(Required work):
From the listing below, copy every line with the word "values".

(Records shown):
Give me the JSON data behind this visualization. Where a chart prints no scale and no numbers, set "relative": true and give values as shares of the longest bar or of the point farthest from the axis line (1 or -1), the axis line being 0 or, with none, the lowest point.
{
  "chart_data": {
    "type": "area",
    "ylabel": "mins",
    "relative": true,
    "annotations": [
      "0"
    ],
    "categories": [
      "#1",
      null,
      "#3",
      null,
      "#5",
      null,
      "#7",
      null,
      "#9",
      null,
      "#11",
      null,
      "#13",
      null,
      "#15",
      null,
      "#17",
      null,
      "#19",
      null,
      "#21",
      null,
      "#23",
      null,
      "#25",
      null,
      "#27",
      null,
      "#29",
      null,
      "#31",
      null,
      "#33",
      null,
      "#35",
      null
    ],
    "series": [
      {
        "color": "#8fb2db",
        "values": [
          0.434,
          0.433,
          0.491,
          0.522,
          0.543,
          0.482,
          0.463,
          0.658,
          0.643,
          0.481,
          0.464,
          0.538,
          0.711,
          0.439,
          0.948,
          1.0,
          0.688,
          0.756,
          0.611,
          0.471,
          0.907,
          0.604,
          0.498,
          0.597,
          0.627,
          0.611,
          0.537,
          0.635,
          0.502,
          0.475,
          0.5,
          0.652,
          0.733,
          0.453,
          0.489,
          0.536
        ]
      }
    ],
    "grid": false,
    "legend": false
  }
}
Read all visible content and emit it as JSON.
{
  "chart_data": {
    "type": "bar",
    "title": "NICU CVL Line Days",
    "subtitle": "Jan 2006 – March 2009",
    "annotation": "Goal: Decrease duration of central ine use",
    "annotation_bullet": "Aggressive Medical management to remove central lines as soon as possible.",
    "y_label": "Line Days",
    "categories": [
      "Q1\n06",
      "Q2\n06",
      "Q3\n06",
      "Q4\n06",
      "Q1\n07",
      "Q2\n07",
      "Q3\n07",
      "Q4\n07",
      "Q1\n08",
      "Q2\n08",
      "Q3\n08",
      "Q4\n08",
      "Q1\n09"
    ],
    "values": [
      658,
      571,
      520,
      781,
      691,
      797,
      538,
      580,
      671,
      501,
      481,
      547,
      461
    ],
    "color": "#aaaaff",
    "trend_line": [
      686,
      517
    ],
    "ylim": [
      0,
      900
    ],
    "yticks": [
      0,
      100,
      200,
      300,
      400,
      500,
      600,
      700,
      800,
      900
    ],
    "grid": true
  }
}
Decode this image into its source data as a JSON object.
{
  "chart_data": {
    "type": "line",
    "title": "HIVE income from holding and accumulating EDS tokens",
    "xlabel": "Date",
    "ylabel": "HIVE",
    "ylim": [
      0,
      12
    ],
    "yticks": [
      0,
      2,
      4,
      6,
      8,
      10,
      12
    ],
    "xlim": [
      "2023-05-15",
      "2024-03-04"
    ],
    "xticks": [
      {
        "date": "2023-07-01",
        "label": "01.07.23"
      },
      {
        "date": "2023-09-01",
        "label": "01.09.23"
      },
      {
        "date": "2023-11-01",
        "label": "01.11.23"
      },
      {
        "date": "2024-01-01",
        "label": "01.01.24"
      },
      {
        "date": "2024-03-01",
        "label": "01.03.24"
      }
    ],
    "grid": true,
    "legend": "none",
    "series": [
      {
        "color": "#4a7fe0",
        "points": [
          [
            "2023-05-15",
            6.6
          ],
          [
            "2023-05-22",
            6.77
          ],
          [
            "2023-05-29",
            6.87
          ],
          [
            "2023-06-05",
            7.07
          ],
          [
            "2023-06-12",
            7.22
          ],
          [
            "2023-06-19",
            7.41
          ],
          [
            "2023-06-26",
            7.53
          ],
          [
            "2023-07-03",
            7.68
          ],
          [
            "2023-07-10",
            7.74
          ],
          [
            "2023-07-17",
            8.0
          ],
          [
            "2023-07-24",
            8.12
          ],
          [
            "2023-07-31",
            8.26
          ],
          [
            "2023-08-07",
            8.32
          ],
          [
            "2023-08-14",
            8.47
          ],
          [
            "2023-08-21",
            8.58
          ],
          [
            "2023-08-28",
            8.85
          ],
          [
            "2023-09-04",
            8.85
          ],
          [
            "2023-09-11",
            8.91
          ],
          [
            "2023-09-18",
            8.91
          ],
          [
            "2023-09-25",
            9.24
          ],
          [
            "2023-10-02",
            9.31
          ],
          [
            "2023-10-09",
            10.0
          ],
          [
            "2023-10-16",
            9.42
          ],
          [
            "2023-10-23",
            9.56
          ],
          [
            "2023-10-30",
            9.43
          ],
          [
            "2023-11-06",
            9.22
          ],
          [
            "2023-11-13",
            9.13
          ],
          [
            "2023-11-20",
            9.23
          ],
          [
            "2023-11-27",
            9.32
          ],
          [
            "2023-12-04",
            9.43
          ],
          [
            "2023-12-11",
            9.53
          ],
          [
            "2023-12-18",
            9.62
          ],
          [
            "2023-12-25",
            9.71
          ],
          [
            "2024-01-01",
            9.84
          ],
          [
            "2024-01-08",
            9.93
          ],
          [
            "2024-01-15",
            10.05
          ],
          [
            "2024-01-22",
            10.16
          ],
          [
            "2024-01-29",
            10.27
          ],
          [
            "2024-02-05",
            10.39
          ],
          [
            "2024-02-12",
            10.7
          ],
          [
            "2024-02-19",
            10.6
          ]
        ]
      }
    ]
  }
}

(Task solution):
Give me the JSON data behind this visualization. Where a chart prints no scale and no numbers, set "relative": true and give values as shares of the longest bar or of the point farthest from the axis line (1 or -1), the axis line being 0 or, with none, the lowest point.
        "values": [
    "values": [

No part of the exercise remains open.